[Start Input records]
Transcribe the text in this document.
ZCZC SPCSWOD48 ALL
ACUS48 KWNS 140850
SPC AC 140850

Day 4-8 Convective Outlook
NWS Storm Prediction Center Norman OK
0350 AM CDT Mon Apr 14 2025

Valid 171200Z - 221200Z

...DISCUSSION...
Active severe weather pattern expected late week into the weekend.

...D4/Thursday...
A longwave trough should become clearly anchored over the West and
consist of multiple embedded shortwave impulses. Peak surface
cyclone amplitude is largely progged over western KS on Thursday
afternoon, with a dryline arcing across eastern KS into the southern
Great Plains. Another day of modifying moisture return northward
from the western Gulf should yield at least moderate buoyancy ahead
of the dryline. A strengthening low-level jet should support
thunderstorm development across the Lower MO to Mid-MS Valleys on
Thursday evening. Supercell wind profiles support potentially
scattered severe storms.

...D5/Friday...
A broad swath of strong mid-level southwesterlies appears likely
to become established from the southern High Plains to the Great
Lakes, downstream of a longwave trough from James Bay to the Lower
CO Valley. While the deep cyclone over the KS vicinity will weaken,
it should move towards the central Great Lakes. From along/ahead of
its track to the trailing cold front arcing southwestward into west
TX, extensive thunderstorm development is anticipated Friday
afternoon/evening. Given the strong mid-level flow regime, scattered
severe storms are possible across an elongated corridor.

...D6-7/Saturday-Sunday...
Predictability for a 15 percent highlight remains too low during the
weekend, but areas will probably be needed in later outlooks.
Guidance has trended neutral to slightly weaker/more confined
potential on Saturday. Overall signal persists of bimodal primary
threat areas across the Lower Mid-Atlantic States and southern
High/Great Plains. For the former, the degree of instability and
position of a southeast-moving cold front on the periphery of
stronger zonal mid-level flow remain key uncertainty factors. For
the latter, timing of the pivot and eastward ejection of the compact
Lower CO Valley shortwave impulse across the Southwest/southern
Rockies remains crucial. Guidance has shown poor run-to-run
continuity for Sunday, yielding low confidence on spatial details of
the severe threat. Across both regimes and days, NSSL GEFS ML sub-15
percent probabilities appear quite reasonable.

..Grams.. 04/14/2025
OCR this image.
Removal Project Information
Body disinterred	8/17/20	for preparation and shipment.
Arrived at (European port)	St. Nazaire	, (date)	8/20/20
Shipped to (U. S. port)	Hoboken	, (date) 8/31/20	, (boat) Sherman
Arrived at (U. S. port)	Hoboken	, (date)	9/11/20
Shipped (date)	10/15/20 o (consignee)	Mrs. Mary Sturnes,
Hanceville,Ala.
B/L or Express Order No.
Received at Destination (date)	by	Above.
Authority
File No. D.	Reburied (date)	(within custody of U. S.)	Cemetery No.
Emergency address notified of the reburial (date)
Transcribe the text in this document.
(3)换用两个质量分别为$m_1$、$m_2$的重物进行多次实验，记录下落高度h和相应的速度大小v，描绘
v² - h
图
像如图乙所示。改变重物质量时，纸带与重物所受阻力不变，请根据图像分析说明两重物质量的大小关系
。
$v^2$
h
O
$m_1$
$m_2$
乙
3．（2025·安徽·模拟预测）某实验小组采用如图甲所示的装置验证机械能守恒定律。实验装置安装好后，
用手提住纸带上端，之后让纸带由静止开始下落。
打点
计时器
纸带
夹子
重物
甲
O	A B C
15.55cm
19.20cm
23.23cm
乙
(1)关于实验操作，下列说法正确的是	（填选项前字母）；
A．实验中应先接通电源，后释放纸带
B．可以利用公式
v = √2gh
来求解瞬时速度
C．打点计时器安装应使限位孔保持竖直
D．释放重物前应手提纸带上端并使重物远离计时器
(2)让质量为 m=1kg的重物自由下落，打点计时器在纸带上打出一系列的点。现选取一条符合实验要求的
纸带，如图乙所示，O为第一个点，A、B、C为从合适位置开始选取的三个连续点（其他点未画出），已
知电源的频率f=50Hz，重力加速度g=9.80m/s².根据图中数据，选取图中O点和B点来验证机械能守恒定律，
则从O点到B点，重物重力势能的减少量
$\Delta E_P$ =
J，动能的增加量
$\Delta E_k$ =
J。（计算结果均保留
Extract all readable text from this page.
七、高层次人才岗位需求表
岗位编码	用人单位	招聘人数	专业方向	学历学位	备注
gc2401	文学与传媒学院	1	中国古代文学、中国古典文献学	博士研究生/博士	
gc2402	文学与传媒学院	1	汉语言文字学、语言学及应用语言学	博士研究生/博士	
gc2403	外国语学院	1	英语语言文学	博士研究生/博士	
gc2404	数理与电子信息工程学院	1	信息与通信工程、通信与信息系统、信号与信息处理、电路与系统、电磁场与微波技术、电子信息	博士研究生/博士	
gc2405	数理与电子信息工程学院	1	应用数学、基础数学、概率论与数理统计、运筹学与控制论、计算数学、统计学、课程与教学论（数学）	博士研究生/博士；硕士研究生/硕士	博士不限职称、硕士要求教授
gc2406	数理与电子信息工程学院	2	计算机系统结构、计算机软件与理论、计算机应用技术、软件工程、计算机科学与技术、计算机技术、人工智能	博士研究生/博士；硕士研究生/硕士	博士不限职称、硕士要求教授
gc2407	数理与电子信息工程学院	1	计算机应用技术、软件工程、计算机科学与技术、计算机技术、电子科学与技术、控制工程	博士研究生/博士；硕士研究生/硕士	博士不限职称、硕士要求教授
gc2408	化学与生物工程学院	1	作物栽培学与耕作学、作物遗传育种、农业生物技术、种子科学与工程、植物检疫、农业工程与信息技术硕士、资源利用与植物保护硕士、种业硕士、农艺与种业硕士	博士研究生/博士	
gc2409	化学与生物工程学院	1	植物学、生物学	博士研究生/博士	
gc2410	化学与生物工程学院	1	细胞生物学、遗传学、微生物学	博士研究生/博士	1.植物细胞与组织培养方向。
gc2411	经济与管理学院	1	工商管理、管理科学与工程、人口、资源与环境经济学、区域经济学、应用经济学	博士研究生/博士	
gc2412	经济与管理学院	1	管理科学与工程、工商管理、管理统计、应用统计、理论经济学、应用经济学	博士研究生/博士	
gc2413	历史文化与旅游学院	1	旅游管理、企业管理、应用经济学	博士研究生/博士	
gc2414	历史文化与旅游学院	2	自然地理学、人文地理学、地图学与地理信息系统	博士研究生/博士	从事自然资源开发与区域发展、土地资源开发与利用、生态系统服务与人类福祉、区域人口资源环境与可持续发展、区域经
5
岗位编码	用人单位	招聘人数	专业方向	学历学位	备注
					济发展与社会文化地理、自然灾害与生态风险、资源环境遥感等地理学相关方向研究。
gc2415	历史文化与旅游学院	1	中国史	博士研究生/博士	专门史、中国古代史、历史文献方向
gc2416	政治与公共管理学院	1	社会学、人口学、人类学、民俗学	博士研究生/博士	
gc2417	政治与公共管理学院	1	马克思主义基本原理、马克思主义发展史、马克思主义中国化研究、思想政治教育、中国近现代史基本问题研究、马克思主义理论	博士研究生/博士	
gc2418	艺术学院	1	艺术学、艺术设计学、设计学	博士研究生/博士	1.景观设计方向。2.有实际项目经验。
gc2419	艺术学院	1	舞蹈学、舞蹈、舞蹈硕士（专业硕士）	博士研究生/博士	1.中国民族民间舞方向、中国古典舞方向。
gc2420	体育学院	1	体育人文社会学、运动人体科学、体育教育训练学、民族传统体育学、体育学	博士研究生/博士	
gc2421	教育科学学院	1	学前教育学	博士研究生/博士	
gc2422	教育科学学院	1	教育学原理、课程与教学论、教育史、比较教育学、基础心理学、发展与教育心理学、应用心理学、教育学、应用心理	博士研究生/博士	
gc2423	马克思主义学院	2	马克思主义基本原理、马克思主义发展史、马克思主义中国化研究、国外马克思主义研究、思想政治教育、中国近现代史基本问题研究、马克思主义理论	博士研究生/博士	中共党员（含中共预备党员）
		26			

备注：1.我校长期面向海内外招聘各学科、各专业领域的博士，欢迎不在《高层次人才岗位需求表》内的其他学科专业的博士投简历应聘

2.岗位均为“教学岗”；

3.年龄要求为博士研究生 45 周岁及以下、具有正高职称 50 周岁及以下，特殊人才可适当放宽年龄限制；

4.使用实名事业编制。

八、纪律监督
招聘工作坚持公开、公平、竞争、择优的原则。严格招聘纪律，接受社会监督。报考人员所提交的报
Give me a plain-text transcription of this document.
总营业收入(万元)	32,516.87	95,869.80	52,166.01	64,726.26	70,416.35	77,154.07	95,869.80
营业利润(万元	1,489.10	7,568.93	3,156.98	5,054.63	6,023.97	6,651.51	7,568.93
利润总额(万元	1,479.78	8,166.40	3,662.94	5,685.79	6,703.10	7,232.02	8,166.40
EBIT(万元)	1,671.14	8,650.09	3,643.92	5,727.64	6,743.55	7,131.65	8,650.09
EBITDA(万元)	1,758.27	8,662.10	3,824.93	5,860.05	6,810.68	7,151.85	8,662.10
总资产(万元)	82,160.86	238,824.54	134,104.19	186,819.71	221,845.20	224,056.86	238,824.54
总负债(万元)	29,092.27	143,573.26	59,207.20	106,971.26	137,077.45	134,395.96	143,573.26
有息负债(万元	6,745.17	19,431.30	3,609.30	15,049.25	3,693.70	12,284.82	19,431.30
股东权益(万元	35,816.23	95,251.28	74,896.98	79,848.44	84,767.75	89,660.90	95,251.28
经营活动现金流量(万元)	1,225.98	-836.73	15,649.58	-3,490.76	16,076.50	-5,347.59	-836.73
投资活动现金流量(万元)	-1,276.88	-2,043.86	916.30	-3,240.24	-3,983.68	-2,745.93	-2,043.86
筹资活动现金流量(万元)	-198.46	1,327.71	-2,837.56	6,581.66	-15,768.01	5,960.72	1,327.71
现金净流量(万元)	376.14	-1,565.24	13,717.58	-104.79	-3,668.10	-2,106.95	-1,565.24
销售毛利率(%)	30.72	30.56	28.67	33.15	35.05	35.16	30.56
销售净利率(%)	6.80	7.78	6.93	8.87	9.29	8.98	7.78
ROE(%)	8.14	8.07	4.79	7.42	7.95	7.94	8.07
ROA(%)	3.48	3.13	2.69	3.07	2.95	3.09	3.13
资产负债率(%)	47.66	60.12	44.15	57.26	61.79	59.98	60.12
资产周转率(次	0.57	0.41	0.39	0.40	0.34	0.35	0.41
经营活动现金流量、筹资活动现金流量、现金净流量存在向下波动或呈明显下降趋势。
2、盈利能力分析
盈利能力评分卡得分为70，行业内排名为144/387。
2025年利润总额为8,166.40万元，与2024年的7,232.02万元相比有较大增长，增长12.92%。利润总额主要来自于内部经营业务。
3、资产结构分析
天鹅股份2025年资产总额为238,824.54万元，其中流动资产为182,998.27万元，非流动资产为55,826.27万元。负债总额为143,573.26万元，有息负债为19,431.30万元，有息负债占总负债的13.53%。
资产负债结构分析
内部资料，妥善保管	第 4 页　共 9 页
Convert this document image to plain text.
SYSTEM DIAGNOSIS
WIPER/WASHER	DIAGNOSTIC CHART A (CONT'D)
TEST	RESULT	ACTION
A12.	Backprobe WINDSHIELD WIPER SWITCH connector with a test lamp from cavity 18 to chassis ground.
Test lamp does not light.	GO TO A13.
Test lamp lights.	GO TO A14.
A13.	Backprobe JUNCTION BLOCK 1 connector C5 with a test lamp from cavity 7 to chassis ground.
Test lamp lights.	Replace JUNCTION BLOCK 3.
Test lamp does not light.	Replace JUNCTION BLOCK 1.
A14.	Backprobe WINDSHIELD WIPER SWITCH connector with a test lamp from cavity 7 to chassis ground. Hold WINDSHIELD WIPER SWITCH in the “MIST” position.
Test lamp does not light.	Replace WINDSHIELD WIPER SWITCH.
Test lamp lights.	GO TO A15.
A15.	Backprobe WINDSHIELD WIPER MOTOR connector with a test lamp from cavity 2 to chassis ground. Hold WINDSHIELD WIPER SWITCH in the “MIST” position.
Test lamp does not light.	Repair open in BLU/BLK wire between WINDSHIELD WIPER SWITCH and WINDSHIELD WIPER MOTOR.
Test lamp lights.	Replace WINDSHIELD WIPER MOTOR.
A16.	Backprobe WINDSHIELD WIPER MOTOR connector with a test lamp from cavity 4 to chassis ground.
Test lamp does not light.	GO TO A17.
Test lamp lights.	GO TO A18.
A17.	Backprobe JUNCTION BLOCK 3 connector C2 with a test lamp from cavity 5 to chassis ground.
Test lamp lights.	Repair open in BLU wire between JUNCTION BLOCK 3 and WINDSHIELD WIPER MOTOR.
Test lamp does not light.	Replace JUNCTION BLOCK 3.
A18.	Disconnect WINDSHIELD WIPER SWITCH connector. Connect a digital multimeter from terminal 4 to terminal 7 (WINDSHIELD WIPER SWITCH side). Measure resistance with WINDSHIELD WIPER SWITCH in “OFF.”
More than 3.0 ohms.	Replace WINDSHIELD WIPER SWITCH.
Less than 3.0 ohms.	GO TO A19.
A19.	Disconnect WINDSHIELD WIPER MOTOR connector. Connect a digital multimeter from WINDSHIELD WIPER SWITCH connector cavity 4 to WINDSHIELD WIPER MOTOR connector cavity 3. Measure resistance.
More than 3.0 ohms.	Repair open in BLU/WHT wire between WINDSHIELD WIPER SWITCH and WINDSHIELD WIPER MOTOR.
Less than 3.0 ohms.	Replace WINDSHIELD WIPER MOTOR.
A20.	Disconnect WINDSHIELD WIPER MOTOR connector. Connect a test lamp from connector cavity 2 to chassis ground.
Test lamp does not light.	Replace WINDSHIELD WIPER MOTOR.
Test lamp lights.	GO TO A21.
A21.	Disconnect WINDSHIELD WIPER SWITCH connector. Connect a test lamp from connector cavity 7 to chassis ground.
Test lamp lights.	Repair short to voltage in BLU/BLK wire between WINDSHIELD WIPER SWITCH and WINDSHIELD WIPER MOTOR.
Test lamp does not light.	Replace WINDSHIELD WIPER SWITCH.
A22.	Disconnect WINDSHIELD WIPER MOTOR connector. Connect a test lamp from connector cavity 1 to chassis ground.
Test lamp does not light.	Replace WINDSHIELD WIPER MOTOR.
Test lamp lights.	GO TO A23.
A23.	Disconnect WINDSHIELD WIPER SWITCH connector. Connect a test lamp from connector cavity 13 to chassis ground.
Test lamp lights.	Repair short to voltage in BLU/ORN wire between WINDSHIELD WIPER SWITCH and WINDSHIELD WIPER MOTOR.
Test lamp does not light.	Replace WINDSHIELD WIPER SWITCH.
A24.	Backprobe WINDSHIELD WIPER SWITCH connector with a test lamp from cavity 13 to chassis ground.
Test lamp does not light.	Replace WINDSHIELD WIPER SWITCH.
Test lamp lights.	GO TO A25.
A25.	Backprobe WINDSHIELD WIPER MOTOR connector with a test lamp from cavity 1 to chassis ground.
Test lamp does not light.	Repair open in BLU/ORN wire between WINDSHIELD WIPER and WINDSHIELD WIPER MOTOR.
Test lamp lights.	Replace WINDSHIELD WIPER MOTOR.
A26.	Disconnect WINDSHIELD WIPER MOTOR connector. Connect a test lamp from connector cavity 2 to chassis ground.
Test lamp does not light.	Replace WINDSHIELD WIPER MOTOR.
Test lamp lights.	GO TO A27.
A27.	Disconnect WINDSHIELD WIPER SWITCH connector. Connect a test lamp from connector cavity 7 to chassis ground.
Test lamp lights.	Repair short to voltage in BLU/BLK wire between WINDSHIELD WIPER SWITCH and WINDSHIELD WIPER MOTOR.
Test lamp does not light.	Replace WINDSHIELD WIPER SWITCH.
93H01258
[End Input records]
Exercise requirements:
Copy out every line of the listing that includes the string "shortwave".

The completed task:
consist of multiple embedded shortwave impulses. Peak surface
Lower CO Valley shortwave impulse across the Southwest/southern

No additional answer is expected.